PROBLEM REQUIREMENTS: The records below are to be quoted in full; please keep every word exact.

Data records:

# # # # #

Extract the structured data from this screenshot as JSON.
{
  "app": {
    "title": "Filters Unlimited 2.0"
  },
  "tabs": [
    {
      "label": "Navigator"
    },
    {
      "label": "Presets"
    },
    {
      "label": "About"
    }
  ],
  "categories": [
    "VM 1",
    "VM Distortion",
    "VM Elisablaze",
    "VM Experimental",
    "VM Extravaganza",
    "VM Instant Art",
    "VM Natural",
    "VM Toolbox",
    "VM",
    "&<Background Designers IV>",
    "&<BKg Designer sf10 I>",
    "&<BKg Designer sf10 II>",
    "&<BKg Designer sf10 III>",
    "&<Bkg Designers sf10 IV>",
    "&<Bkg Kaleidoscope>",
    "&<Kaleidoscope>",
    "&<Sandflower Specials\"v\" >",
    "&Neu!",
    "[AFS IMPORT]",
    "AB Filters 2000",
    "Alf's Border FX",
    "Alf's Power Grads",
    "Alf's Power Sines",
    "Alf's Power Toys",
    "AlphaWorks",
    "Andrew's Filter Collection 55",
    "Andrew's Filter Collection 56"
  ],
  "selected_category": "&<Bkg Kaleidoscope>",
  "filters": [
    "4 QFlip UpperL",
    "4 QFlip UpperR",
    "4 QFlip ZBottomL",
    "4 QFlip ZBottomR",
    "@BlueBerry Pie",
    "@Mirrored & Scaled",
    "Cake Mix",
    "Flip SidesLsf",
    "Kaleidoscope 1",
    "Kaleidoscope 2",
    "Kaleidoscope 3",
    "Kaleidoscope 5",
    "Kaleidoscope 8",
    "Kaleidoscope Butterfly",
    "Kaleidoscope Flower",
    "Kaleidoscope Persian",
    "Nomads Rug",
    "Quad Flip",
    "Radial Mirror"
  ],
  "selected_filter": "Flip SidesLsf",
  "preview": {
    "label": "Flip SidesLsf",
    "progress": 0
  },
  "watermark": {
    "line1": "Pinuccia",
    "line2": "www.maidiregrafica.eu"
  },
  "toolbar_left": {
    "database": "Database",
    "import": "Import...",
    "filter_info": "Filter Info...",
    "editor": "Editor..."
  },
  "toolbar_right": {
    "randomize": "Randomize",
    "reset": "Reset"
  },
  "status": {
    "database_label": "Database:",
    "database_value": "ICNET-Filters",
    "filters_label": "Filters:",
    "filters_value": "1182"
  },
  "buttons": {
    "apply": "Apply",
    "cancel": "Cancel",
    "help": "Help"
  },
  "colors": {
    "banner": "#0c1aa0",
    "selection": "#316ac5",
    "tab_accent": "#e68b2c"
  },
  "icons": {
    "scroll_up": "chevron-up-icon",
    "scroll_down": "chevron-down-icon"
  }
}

# # # # #

EXERCISE OUTPUT:
Extract the structured data from this screenshot as JSON.
{
  "app": {
    "title": "Filters Unlimited 2.0"
  },
  "tabs": [
    {
      "label": "Navigator"
    },
    {
      "label": "Presets"
    },
    {
      "label": "About"
    }
  ],
  "categories": [
    "VM 1",
    "VM Distortion",
    "VM Elisablaze",
    "VM Experimental",
    "VM Extravaganza",
    "VM Instant Art",
    "VM Natural",
    "VM Toolbox",
    "VM",
    "&<Background Designers IV>",
    "&<BKg Designer sf10 I>",
    "&<BKg Designer sf10 II>",
    "&<BKg Designer sf10 III>",
    "&<Bkg Designers sf10 IV>",
    "&<Bkg Kaleidoscope>",
    "&<Kaleidoscope>",
    "&<Sandflower Specials\"v\" >",
    "&Neu!",
    "[AFS IMPORT]",
    "AB Filters 2000",
    "Alf's Border FX",
    "Alf's Power Grads",
    "Alf's Power Sines",
    "Alf's Power Toys",
    "AlphaWorks",
    "Andrew's Filter Collection 55",
    "Andrew's Filter Collection 56"
  ],
  "selected_category": "&<Bkg Kaleidoscope>",
  "filters": [
    "4 QFlip UpperL",
    "4 QFlip UpperR",
    "4 QFlip ZBottomL",
    "4 QFlip ZBottomR",
    "@BlueBerry Pie",
    "@Mirrored & Scaled",
    "Cake Mix",
    "Flip SidesLsf",
    "Kaleidoscope 1",
    "Kaleidoscope 2",
    "Kaleidoscope 3",
    "Kaleidoscope 5",
    "Kaleidoscope 8",
    "Kaleidoscope Butterfly",
    "Kaleidoscope Flower",
    "Kaleidoscope Persian",
    "Nomads Rug",
    "Quad Flip",
    "Radial Mirror"
  ],
  "selected_filter": "Flip SidesLsf",
  "preview": {
    "label": "Flip SidesLsf",
    "progress": 0
  },
  "watermark": {
    "line1": "Pinuccia",
    "line2": "www.maidiregrafica.eu"
  },
  "toolbar_left": {
    "database": "Database",
    "import": "Import...",
    "filter_info": "Filter Info...",
    "editor": "Editor..."
  },
  "toolbar_right": {
    "randomize": "Randomize",
    "reset": "Reset"
  },
  "status": {
    "database_label": "Database:",
    "database_value": "ICNET-Filters",
    "filters_label": "Filters:",
    "filters_value": "1182"
  },
  "buttons": {
    "apply": "Apply",
    "cancel": "Cancel",
    "help": "Help"
  },
  "colors": {
    "banner": "#0c1aa0",
    "selection": "#316ac5",
    "tab_accent": "#e68b2c"
  },
  "icons": {
    "scroll_up": "chevron-up-icon",
    "scroll_down": "chevron-down-icon"
  }
}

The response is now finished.